Excerpt from a dataset:

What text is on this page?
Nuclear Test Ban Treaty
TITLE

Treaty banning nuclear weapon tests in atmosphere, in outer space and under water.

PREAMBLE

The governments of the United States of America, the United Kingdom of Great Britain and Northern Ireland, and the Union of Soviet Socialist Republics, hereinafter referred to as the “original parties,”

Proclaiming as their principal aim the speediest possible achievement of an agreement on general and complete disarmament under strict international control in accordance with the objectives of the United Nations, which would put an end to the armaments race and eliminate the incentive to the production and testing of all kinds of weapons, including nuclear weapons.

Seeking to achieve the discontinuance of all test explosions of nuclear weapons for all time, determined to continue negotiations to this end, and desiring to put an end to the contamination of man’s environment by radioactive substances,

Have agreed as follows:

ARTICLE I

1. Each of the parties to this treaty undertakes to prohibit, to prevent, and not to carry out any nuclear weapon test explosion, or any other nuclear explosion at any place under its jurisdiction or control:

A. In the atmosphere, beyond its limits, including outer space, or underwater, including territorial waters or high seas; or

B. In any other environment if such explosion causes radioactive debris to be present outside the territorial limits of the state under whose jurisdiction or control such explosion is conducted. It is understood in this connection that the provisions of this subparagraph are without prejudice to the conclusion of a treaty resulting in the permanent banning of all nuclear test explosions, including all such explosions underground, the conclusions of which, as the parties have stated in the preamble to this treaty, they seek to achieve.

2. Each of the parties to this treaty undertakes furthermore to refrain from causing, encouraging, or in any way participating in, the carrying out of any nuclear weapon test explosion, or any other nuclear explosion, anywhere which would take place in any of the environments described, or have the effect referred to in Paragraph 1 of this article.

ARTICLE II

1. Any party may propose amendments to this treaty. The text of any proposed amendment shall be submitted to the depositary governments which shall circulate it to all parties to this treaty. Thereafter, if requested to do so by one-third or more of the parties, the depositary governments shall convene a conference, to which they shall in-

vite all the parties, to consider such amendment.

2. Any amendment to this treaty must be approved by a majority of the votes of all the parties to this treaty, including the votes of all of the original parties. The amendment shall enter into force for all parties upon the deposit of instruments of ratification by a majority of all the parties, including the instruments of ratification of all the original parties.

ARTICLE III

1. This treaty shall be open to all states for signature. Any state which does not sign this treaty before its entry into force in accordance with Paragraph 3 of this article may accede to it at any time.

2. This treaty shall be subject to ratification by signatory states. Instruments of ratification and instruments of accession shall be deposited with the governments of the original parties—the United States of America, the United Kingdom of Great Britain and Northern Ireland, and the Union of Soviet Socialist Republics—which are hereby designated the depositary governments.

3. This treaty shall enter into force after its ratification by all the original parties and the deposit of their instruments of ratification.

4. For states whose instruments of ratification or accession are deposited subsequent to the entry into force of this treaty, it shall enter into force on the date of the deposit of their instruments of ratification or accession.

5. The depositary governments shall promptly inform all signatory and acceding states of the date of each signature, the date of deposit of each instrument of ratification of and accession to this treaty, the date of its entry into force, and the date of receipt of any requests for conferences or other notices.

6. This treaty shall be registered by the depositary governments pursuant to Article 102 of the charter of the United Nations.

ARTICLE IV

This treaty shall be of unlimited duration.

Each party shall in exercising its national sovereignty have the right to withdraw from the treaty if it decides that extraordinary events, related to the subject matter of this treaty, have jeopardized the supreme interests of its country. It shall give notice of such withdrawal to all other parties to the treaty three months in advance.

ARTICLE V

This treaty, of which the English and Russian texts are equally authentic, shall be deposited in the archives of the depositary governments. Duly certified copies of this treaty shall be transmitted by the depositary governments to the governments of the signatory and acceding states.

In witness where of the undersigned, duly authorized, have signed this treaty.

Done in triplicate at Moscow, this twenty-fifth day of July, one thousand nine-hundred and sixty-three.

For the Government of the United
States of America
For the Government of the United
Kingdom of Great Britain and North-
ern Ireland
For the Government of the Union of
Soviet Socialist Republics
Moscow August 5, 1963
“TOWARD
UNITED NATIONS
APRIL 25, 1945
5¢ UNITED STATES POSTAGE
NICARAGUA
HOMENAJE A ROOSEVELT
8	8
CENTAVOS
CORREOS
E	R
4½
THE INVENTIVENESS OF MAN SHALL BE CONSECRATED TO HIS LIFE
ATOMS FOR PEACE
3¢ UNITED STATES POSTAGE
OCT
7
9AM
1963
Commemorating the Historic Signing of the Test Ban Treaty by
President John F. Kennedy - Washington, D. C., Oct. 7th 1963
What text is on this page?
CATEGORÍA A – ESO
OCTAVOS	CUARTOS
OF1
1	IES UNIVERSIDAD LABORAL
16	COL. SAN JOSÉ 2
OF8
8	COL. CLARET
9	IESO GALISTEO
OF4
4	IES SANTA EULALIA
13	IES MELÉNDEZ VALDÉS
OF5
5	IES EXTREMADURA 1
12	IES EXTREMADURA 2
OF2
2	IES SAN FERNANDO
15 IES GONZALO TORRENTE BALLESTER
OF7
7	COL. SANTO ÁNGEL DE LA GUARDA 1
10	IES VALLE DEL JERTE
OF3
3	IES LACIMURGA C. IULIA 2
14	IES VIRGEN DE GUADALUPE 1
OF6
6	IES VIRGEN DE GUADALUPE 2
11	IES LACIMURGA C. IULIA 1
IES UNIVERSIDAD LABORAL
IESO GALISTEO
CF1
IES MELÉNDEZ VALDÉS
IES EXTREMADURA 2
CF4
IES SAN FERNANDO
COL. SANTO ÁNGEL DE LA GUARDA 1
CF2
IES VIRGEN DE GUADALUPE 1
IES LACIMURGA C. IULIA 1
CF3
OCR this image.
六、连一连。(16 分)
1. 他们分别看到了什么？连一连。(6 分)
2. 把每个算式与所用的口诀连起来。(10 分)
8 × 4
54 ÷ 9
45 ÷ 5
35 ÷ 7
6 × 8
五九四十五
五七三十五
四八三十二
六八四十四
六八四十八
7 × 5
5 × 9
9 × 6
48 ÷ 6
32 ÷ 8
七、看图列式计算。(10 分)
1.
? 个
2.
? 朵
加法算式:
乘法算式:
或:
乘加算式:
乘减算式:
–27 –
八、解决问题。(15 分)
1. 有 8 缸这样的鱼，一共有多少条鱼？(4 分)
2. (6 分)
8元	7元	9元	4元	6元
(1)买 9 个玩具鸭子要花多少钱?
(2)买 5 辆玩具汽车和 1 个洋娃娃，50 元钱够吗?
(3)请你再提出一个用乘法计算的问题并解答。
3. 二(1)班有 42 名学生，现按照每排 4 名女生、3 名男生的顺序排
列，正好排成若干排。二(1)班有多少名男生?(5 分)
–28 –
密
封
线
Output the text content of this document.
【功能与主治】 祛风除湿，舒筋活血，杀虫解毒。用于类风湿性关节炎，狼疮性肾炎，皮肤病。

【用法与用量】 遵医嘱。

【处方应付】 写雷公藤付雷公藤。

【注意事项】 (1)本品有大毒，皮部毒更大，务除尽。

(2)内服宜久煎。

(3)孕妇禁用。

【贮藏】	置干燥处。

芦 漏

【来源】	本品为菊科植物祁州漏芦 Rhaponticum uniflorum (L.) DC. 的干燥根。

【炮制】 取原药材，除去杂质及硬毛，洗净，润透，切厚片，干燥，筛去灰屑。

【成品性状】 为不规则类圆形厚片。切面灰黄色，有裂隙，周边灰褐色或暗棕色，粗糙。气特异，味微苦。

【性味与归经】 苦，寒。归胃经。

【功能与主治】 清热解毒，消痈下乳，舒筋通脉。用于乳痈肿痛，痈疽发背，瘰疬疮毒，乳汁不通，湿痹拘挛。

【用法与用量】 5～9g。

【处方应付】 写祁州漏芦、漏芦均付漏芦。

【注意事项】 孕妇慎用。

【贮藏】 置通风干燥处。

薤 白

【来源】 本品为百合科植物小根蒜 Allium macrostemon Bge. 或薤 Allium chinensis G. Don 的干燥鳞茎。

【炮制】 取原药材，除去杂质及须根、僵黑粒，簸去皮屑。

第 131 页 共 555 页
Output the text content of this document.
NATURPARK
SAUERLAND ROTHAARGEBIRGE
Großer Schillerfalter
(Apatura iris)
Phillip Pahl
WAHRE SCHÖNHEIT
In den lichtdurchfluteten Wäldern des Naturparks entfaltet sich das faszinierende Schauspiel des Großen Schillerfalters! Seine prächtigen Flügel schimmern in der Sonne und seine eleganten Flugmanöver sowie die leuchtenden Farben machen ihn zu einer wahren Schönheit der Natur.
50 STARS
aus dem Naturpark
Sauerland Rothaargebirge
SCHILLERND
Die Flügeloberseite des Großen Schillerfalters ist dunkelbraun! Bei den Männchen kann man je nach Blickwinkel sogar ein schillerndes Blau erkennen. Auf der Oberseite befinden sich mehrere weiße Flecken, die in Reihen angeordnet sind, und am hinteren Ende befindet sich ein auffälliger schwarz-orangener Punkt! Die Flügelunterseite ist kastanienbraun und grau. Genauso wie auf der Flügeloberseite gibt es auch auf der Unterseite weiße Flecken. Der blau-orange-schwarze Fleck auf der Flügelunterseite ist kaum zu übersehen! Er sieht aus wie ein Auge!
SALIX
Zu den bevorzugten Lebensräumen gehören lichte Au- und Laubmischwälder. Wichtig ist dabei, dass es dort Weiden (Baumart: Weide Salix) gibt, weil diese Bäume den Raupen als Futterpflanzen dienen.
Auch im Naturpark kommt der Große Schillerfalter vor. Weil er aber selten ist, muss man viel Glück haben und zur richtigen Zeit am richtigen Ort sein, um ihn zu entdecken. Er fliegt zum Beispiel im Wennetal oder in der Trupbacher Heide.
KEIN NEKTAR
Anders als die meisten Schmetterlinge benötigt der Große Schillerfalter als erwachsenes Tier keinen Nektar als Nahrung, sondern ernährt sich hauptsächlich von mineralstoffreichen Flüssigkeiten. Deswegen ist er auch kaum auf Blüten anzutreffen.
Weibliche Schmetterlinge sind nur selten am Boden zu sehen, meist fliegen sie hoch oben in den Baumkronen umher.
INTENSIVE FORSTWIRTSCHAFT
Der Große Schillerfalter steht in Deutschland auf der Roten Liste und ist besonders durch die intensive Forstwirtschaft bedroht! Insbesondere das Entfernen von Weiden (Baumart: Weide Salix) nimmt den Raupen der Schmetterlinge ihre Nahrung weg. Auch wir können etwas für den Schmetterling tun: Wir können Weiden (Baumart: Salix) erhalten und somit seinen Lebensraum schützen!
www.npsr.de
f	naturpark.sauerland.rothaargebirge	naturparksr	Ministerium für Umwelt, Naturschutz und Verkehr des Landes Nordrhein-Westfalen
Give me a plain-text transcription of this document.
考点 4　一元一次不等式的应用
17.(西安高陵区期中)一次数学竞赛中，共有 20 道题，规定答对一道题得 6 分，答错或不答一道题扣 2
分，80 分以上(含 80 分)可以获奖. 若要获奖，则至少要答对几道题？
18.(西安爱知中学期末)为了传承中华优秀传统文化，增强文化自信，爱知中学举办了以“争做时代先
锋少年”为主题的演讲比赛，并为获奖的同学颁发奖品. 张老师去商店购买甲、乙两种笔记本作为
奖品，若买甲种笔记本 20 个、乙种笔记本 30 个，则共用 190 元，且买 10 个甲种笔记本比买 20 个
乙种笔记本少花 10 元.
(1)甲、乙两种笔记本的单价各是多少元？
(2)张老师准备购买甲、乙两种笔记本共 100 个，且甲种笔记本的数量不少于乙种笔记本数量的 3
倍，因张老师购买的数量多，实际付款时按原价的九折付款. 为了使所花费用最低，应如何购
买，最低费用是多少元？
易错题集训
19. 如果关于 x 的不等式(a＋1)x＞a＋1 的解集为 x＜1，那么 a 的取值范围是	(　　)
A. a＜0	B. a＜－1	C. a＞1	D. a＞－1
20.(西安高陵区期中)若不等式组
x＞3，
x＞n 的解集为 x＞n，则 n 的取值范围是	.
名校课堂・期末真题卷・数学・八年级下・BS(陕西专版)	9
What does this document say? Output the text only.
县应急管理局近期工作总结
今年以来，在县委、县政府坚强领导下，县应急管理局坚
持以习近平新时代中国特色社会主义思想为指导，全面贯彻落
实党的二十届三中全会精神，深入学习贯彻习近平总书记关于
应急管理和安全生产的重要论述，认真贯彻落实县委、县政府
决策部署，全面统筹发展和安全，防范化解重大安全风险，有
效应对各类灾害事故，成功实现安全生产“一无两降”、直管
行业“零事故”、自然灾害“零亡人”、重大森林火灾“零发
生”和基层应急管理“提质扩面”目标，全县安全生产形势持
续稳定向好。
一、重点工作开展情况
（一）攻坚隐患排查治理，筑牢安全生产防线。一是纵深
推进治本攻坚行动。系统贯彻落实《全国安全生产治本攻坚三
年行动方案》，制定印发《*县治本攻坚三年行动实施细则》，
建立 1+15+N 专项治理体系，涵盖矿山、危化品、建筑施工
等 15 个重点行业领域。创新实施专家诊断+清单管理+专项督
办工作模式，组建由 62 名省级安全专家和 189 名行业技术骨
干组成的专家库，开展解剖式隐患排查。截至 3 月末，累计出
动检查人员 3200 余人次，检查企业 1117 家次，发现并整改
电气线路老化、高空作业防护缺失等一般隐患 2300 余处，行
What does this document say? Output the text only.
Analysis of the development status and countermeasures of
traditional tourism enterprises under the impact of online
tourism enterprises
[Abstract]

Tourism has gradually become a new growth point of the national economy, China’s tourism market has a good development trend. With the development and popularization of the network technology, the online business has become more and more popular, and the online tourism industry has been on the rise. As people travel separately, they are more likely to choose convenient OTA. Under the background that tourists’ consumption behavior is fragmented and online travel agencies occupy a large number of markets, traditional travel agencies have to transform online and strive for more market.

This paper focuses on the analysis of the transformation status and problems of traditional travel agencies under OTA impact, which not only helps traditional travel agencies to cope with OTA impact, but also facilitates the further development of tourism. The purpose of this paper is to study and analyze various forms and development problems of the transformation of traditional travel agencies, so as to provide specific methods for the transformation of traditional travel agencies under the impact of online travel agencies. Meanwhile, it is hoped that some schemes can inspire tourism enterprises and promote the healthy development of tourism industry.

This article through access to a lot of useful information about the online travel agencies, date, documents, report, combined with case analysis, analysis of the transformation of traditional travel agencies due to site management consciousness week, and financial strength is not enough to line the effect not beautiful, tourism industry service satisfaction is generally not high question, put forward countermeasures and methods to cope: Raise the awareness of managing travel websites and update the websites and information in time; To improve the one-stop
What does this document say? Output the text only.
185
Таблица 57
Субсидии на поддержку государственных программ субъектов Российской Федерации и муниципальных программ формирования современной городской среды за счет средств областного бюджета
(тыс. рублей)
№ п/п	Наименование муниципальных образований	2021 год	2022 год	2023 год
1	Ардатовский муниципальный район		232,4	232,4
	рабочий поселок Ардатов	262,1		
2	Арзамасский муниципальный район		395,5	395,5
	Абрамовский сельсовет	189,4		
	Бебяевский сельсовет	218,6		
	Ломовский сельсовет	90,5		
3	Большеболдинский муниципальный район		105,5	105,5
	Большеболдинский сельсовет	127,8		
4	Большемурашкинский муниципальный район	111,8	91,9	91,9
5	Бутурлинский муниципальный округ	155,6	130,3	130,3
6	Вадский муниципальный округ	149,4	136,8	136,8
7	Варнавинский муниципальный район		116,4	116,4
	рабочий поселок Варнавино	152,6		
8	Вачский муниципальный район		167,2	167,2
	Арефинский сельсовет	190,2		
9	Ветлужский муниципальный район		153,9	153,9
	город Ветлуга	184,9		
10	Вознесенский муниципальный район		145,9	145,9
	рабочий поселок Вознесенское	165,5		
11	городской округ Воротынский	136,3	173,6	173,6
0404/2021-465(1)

WHAT THE TASK ASKS
Please list every line of the records that contains "original".

EXERCISE RESULT
The governments of the United States of America, the United Kingdom of Great Britain and Northern Ireland, and the Union of Soviet Socialist Republics, hereinafter referred to as the “original parties,”
2. Any amendment to this treaty must be approved by a majority of the votes of all the parties to this treaty, including the votes of all of the original parties. The amendment shall enter into force for all parties upon the deposit of instruments of ratification by a majority of all the parties, including the instruments of ratification of all the original parties.
2. This treaty shall be subject to ratification by signatory states. Instruments of ratification and instruments of accession shall be deposited with the governments of the original parties—the United States of America, the United Kingdom of Great Britain and Northern Ireland, and the Union of Soviet Socialist Republics—which are hereby designated the depositary governments.
3. This treaty shall enter into force after its ratification by all the original parties and the deposit of their instruments of ratification.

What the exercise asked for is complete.